EXERCISE INSTRUCTIONS:
Everything in the listing should be restated word for word.
------ SOURCE DATA ------
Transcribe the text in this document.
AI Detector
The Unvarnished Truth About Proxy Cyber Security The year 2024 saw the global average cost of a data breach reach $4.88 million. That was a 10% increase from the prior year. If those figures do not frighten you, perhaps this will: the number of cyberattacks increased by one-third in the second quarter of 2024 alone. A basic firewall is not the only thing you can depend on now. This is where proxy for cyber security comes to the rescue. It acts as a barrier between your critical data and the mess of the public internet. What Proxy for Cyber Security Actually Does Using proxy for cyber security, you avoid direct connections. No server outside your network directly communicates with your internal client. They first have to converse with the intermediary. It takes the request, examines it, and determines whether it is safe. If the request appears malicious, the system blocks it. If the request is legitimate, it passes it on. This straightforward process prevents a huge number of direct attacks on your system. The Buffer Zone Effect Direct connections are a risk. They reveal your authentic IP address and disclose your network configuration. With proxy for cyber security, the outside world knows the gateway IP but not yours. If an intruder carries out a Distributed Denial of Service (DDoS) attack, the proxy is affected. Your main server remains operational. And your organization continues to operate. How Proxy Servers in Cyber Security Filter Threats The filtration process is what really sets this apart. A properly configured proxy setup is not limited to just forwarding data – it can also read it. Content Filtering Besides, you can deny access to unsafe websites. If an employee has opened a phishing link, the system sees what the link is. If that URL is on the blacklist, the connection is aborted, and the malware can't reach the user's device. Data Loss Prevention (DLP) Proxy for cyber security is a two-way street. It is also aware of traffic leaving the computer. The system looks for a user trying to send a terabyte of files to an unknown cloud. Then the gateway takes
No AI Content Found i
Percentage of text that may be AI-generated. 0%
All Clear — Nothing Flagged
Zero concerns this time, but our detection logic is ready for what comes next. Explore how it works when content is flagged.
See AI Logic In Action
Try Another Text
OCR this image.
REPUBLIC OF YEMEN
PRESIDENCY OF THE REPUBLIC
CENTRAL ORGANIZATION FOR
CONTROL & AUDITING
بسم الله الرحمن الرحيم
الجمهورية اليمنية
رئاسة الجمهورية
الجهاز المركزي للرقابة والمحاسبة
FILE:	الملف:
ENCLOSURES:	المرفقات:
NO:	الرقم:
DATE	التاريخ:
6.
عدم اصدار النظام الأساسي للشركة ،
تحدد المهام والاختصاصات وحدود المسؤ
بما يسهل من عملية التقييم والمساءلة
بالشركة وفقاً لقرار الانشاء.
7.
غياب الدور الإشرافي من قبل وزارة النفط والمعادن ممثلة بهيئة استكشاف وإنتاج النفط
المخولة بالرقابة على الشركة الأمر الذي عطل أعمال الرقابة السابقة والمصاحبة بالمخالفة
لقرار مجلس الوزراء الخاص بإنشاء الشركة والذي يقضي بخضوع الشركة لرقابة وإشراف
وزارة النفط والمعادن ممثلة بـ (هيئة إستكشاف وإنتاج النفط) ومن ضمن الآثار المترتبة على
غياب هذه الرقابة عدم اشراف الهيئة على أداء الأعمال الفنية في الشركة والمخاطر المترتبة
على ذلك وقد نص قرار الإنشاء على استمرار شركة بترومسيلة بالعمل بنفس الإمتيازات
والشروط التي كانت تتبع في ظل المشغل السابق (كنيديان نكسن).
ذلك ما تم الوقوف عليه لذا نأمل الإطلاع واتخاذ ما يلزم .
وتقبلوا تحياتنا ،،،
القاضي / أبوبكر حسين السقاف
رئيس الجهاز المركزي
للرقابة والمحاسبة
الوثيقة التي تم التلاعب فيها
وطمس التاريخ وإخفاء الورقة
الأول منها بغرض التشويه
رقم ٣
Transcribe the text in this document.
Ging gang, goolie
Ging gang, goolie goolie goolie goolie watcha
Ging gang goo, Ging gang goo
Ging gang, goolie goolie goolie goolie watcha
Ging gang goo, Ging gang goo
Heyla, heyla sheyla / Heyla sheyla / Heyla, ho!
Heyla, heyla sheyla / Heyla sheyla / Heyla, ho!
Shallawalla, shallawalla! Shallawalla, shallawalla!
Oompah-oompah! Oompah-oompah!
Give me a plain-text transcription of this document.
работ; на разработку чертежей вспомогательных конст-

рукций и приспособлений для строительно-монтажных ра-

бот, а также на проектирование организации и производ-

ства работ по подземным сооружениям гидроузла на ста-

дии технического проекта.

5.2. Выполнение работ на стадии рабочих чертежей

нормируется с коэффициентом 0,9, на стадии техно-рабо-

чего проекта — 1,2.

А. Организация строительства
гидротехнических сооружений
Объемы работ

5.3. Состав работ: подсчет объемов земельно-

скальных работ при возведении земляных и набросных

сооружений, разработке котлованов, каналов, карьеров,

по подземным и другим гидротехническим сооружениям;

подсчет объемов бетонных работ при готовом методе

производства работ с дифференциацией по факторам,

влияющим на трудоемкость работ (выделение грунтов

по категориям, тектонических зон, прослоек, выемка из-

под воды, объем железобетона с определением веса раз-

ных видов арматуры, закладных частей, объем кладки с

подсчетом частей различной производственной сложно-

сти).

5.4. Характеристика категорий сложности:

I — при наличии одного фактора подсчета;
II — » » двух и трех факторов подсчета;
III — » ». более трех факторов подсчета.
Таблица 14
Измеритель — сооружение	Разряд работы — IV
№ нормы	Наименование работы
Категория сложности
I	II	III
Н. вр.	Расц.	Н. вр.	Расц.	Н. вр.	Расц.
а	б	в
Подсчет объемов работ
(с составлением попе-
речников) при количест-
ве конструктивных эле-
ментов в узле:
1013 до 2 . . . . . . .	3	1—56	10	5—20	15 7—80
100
------
RESULT OF THE TASK:
Transcribe the text in this document.
AI Detector
The Unvarnished Truth About Proxy Cyber Security The year 2024 saw the global average cost of a data breach reach $4.88 million. That was a 10% increase from the prior year. If those figures do not frighten you, perhaps this will: the number of cyberattacks increased by one-third in the second quarter of 2024 alone. A basic firewall is not the only thing you can depend on now. This is where proxy for cyber security comes to the rescue. It acts as a barrier between your critical data and the mess of the public internet. What Proxy for Cyber Security Actually Does Using proxy for cyber security, you avoid direct connections. No server outside your network directly communicates with your internal client. They first have to converse with the intermediary. It takes the request, examines it, and determines whether it is safe. If the request appears malicious, the system blocks it. If the request is legitimate, it passes it on. This straightforward process prevents a huge number of direct attacks on your system. The Buffer Zone Effect Direct connections are a risk. They reveal your authentic IP address and disclose your network configuration. With proxy for cyber security, the outside world knows the gateway IP but not yours. If an intruder carries out a Distributed Denial of Service (DDoS) attack, the proxy is affected. Your main server remains operational. And your organization continues to operate. How Proxy Servers in Cyber Security Filter Threats The filtration process is what really sets this apart. A properly configured proxy setup is not limited to just forwarding data – it can also read it. Content Filtering Besides, you can deny access to unsafe websites. If an employee has opened a phishing link, the system sees what the link is. If that URL is on the blacklist, the connection is aborted, and the malware can't reach the user's device. Data Loss Prevention (DLP) Proxy for cyber security is a two-way street. It is also aware of traffic leaving the computer. The system looks for a user trying to send a terabyte of files to an unknown cloud. Then the gateway takes
No AI Content Found i
Percentage of text that may be AI-generated. 0%
All Clear — Nothing Flagged
Zero concerns this time, but our detection logic is ready for what comes next. Explore how it works when content is flagged.
See AI Logic In Action
Try Another Text
OCR this image.
REPUBLIC OF YEMEN
PRESIDENCY OF THE REPUBLIC
CENTRAL ORGANIZATION FOR
CONTROL & AUDITING
بسم الله الرحمن الرحيم
الجمهورية اليمنية
رئاسة الجمهورية
الجهاز المركزي للرقابة والمحاسبة
FILE:	الملف:
ENCLOSURES:	المرفقات:
NO:	الرقم:
DATE	التاريخ:
6.
عدم اصدار النظام الأساسي للشركة ،
تحدد المهام والاختصاصات وحدود المسؤ
بما يسهل من عملية التقييم والمساءلة
بالشركة وفقاً لقرار الانشاء.
7.
غياب الدور الإشرافي من قبل وزارة النفط والمعادن ممثلة بهيئة استكشاف وإنتاج النفط
المخولة بالرقابة على الشركة الأمر الذي عطل أعمال الرقابة السابقة والمصاحبة بالمخالفة
لقرار مجلس الوزراء الخاص بإنشاء الشركة والذي يقضي بخضوع الشركة لرقابة وإشراف
وزارة النفط والمعادن ممثلة بـ (هيئة إستكشاف وإنتاج النفط) ومن ضمن الآثار المترتبة على
غياب هذه الرقابة عدم اشراف الهيئة على أداء الأعمال الفنية في الشركة والمخاطر المترتبة
على ذلك وقد نص قرار الإنشاء على استمرار شركة بترومسيلة بالعمل بنفس الإمتيازات
والشروط التي كانت تتبع في ظل المشغل السابق (كنيديان نكسن).
ذلك ما تم الوقوف عليه لذا نأمل الإطلاع واتخاذ ما يلزم .
وتقبلوا تحياتنا ،،،
القاضي / أبوبكر حسين السقاف
رئيس الجهاز المركزي
للرقابة والمحاسبة
الوثيقة التي تم التلاعب فيها
وطمس التاريخ وإخفاء الورقة
الأول منها بغرض التشويه
رقم ٣
Transcribe the text in this document.
Ging gang, goolie
Ging gang, goolie goolie goolie goolie watcha
Ging gang goo, Ging gang goo
Ging gang, goolie goolie goolie goolie watcha
Ging gang goo, Ging gang goo
Heyla, heyla sheyla / Heyla sheyla / Heyla, ho!
Heyla, heyla sheyla / Heyla sheyla / Heyla, ho!
Shallawalla, shallawalla! Shallawalla, shallawalla!
Oompah-oompah! Oompah-oompah!
Give me a plain-text transcription of this document.
работ; на разработку чертежей вспомогательных конст-

рукций и приспособлений для строительно-монтажных ра-

бот, а также на проектирование организации и производ-

ства работ по подземным сооружениям гидроузла на ста-

дии технического проекта.

5.2. Выполнение работ на стадии рабочих чертежей

нормируется с коэффициентом 0,9, на стадии техно-рабо-

чего проекта — 1,2.

А. Организация строительства
гидротехнических сооружений
Объемы работ

5.3. Состав работ: подсчет объемов земельно-

скальных работ при возведении земляных и набросных

сооружений, разработке котлованов, каналов, карьеров,

по подземным и другим гидротехническим сооружениям;

подсчет объемов бетонных работ при готовом методе

производства работ с дифференциацией по факторам,

влияющим на трудоемкость работ (выделение грунтов

по категориям, тектонических зон, прослоек, выемка из-

под воды, объем железобетона с определением веса раз-

ных видов арматуры, закладных частей, объем кладки с

подсчетом частей различной производственной сложно-

сти).

5.4. Характеристика категорий сложности:

I — при наличии одного фактора подсчета;
II — » » двух и трех факторов подсчета;
III — » ». более трех факторов подсчета.
Таблица 14
Измеритель — сооружение	Разряд работы — IV
№ нормы	Наименование работы
Категория сложности
I	II	III
Н. вр.	Расц.	Н. вр.	Расц.	Н. вр.	Расц.
а	б	в
Подсчет объемов работ
(с составлением попе-
речников) при количест-
ве конструктивных эле-
ментов в узле:
1013 до 2 . . . . . . .	3	1—56	10	5—20	15 7—80
100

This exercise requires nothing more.